[Source data]
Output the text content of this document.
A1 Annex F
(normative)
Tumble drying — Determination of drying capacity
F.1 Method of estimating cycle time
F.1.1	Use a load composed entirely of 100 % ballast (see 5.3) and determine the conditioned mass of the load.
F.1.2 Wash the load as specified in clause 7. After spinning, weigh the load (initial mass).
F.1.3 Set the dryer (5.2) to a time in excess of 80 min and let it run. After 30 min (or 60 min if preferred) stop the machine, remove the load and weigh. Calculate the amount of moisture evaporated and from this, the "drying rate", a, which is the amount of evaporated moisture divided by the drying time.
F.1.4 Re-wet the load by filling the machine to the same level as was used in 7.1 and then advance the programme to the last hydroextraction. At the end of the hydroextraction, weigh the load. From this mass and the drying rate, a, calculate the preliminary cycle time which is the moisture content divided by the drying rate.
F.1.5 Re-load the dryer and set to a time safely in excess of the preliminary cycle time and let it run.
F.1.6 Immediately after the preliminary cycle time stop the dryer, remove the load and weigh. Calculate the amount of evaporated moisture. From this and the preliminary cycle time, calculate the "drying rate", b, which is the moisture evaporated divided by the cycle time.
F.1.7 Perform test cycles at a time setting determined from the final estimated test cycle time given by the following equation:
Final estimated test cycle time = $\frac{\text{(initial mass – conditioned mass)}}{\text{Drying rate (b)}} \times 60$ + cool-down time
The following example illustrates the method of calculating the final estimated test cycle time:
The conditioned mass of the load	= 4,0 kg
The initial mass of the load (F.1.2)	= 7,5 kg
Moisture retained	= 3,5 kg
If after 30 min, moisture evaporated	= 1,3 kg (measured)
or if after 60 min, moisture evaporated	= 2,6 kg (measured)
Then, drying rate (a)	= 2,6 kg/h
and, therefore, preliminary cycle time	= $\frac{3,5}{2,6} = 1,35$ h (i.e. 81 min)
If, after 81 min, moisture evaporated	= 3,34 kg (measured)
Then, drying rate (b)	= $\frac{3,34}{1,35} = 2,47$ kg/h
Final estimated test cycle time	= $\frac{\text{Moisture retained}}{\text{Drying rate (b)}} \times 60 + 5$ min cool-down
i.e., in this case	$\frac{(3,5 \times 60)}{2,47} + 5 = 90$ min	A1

## [Task to carry out]
In the records above, how many lines include "test"? Give that number and nothing more.

## [Solution to this exercise]
4